- Exercise -
Print the entries verbatim, leaving out the images they contain.

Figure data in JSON
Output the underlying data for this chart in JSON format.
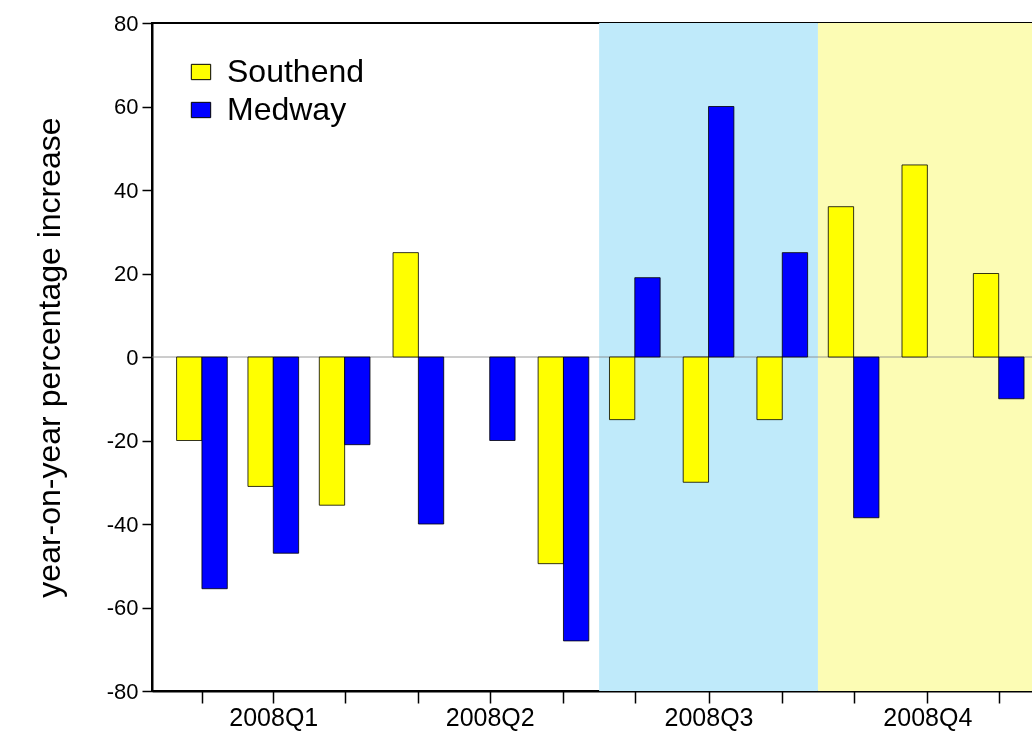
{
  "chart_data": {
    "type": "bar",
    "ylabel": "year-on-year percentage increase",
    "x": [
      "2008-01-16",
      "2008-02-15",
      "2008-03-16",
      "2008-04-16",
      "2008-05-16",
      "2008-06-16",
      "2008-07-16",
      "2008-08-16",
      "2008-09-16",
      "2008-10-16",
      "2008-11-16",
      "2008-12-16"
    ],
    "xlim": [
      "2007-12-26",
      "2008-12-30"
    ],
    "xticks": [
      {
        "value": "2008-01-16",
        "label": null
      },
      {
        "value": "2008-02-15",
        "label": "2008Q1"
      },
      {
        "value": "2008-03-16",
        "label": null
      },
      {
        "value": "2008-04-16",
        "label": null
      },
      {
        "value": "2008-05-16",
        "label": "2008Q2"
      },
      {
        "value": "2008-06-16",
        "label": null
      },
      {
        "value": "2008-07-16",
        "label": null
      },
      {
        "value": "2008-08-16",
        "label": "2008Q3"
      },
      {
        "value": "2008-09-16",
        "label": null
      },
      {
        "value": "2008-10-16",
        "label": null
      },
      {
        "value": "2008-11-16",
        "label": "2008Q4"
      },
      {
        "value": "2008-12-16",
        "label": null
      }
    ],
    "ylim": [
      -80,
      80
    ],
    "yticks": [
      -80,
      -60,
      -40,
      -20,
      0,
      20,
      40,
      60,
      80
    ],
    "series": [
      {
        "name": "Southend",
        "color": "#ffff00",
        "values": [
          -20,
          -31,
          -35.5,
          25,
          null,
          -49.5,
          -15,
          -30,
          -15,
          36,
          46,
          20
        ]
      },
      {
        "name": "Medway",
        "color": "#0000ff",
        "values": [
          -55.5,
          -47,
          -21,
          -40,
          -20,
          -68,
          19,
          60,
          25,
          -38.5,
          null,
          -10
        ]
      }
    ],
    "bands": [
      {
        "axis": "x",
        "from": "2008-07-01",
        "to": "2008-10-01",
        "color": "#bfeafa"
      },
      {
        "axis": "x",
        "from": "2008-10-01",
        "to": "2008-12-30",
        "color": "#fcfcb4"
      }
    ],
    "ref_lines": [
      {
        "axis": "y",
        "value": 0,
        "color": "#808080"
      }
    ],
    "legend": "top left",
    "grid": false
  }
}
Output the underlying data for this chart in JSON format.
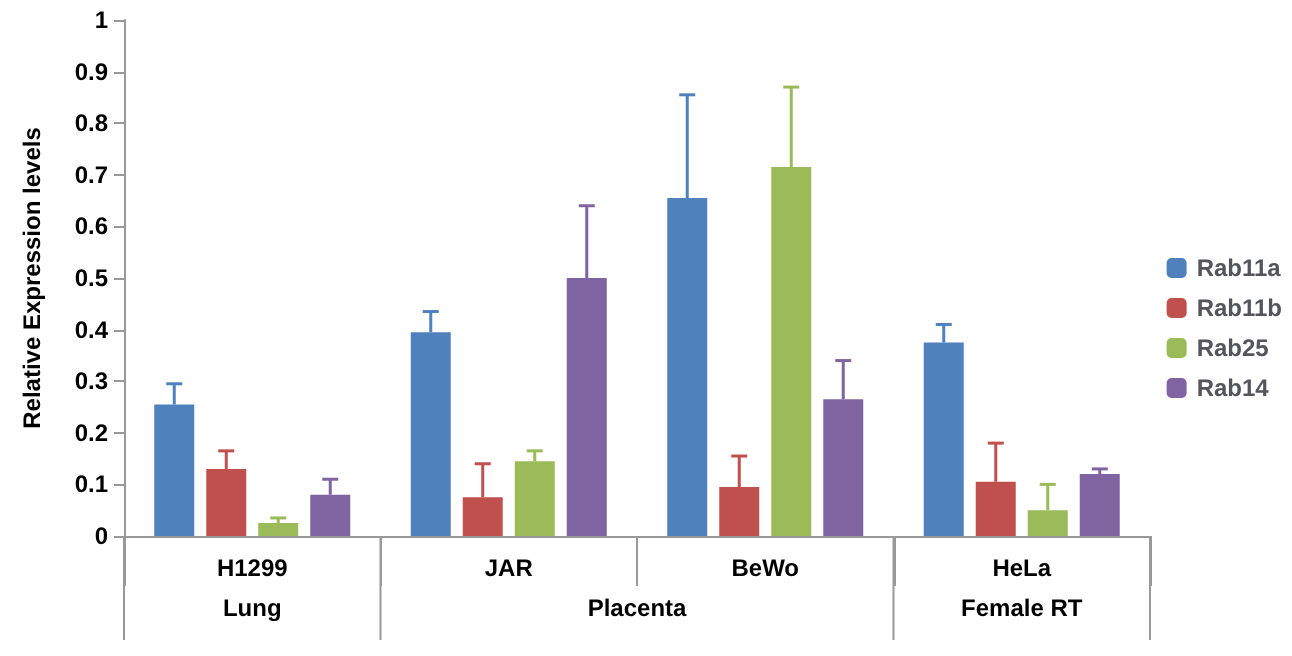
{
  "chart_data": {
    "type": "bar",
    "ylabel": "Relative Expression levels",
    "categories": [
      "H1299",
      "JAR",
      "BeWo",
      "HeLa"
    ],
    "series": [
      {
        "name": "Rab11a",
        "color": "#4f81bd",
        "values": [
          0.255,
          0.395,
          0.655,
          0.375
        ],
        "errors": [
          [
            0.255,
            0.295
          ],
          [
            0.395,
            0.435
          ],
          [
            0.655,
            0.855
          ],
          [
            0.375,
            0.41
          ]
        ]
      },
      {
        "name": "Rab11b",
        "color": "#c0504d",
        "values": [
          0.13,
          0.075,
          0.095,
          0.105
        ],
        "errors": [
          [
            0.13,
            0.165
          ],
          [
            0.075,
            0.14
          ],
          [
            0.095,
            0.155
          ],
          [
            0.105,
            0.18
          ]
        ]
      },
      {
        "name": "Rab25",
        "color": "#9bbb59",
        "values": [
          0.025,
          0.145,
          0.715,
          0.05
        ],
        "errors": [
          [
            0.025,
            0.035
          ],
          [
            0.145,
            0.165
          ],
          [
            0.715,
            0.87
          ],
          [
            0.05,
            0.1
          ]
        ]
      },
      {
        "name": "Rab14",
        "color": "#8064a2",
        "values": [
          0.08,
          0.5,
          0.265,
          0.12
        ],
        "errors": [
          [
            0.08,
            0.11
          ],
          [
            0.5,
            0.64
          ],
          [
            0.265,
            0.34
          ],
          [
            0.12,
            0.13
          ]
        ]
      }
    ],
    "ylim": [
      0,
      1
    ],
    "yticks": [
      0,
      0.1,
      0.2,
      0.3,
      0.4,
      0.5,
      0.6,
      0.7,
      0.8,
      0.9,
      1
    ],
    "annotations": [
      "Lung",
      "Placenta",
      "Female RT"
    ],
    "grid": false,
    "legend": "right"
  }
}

- Solution to this exercise -
Output the underlying data for this chart in JSON format.
{
  "chart_data": {
    "type": "bar",
    "ylabel": "year-on-year percentage increase",
    "x": [
      "2008-01-16",
      "2008-02-15",
      "2008-03-16",
      "2008-04-16",
      "2008-05-16",
      "2008-06-16",
      "2008-07-16",
      "2008-08-16",
      "2008-09-16",
      "2008-10-16",
      "2008-11-16",
      "2008-12-16"
    ],
    "xlim": [
      "2007-12-26",
      "2008-12-30"
    ],
    "xticks": [
      {
        "value": "2008-01-16",
        "label": null
      },
      {
        "value": "2008-02-15",
        "label": "2008Q1"
      },
      {
        "value": "2008-03-16",
        "label": null
      },
      {
        "value": "2008-04-16",
        "label": null
      },
      {
        "value": "2008-05-16",
        "label": "2008Q2"
      },
      {
        "value": "2008-06-16",
        "label": null
      },
      {
        "value": "2008-07-16",
        "label": null
      },
      {
        "value": "2008-08-16",
        "label": "2008Q3"
      },
      {
        "value": "2008-09-16",
        "label": null
      },
      {
        "value": "2008-10-16",
        "label": null
      },
      {
        "value": "2008-11-16",
        "label": "2008Q4"
      },
      {
        "value": "2008-12-16",
        "label": null
      }
    ],
    "ylim": [
      -80,
      80
    ],
    "yticks": [
      -80,
      -60,
      -40,
      -20,
      0,
      20,
      40,
      60,
      80
    ],
    "series": [
      {
        "name": "Southend",
        "color": "#ffff00",
        "values": [
          -20,
          -31,
          -35.5,
          25,
          null,
          -49.5,
          -15,
          -30,
          -15,
          36,
          46,
          20
        ]
      },
      {
        "name": "Medway",
        "color": "#0000ff",
        "values": [
          -55.5,
          -47,
          -21,
          -40,
          -20,
          -68,
          19,
          60,
          25,
          -38.5,
          null,
          -10
        ]
      }
    ],
    "bands": [
      {
        "axis": "x",
        "from": "2008-07-01",
        "to": "2008-10-01",
        "color": "#bfeafa"
      },
      {
        "axis": "x",
        "from": "2008-10-01",
        "to": "2008-12-30",
        "color": "#fcfcb4"
      }
    ],
    "ref_lines": [
      {
        "axis": "y",
        "value": 0,
        "color": "#808080"
      }
    ],
    "legend": "top left",
    "grid": false
  }
}
Output the underlying data for this chart in JSON format.
{
  "chart_data": {
    "type": "bar",
    "ylabel": "Relative Expression levels",
    "categories": [
      "H1299",
      "JAR",
      "BeWo",
      "HeLa"
    ],
    "series": [
      {
        "name": "Rab11a",
        "color": "#4f81bd",
        "values": [
          0.255,
          0.395,
          0.655,
          0.375
        ],
        "errors": [
          [
            0.255,
            0.295
          ],
          [
            0.395,
            0.435
          ],
          [
            0.655,
            0.855
          ],
          [
            0.375,
            0.41
          ]
        ]
      },
      {
        "name": "Rab11b",
        "color": "#c0504d",
        "values": [
          0.13,
          0.075,
          0.095,
          0.105
        ],
        "errors": [
          [
            0.13,
            0.165
          ],
          [
            0.075,
            0.14
          ],
          [
            0.095,
            0.155
          ],
          [
            0.105,
            0.18
          ]
        ]
      },
      {
        "name": "Rab25",
        "color": "#9bbb59",
        "values": [
          0.025,
          0.145,
          0.715,
          0.05
        ],
        "errors": [
          [
            0.025,
            0.035
          ],
          [
            0.145,
            0.165
          ],
          [
            0.715,
            0.87
          ],
          [
            0.05,
            0.1
          ]
        ]
      },
      {
        "name": "Rab14",
        "color": "#8064a2",
        "values": [
          0.08,
          0.5,
          0.265,
          0.12
        ],
        "errors": [
          [
            0.08,
            0.11
          ],
          [
            0.5,
            0.64
          ],
          [
            0.265,
            0.34
          ],
          [
            0.12,
            0.13
          ]
        ]
      }
    ],
    "ylim": [
      0,
      1
    ],
    "yticks": [
      0,
      0.1,
      0.2,
      0.3,
      0.4,
      0.5,
      0.6,
      0.7,
      0.8,
      0.9,
      1
    ],
    "annotations": [
      "Lung",
      "Placenta",
      "Female RT"
    ],
    "grid": false,
    "legend": "right"
  }
}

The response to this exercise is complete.